------ Document passage
A Trip to a Village Called Ruidoso: Part 2

The next day was more exciting. We already brought breakfast the night before. After a simple breakfast, we decided to go to some nearby places and then go to the most exciting one. We will describe the exciting part soon. We should mention that we did not take enough pictures on the second day. A reason is that we forgot about taking enough pictures due to excitement. The second reason is that we had not yet planned on writing a public article regarding this trip at that time. Most of the pictures cannot be made public because we are present in those pictures. Anyway, we will try to provide as many pictures possible keeping our privacy intact. 😀

Our first stop on the second day was a nearby lake: Grindstone Lake (Latitude: 33°19’20.35″N, Longitude: 105°41’8.17″W ). Google Maps app marks it as Lake Ella Rose, as well. The reason we have provided the latitude and longitude is that we forgot the name of the lake and it took us some effort to find it out using Google Earth. We are providing the latitude and longitude so that the place can be found even without any search tag on the map, or even if the lake is turned to an apartment housing complex someday. Anyway, we took a few pictures of the lake, one of which is provided below. The place was quite cold and windy on the day we went there. Our son’s eyes were full of water from the wind chill. The lake is good for fishing and boating. A large dam at one side of the lake blocks the water.

A picture of the Grindstone Lake taken on the second day of our trip.
A picture of the Grindstone Lake taken on the second day of our trip. 

The next stop we had in mind was Dowlin’s Old Mill Gallery. Unfortunately, the gallery was closed at the time we went there probably because it was sunday. However, we were able to see the large wheel outside. History says that it was built in 1868. Legend has that Billy the Kid had suppers at the Mills now-and-then. By the way, Ruidoso has notes of Billy the Kids in many places, from the Mill to restaurants to casinos. The mill still works but we did not get a chance to see it functioning.
------------
------ Dataset section
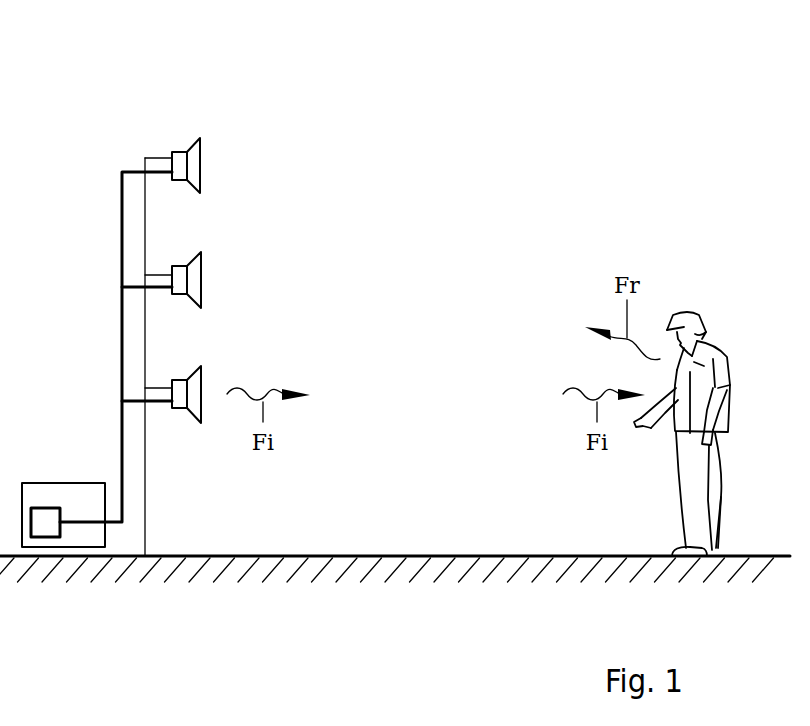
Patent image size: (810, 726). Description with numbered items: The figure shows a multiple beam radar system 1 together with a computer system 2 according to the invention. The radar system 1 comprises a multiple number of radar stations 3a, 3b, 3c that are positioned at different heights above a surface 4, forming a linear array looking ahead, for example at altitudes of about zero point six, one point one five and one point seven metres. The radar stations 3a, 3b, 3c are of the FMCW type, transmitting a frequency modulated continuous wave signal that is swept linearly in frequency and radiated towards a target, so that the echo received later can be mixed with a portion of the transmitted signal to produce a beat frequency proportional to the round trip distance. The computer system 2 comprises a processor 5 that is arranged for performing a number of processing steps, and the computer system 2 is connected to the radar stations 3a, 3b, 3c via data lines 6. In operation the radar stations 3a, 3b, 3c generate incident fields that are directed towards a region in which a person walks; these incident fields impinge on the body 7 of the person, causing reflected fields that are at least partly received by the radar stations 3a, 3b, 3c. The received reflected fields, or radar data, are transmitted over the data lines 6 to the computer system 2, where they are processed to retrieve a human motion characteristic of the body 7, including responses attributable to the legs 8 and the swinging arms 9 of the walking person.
------------
Tasks to complete –
a) According to the Ruidoso trip account, in which places around Ruidoso can notes of Billy the Kid be found? List each one.
b) In the Ruidoso trip account, what year was the large wheel at Dowlin's Old Mill Gallery built?

Solutions to the tasks –
a) The Mill, restaurants, casinos

b) 1868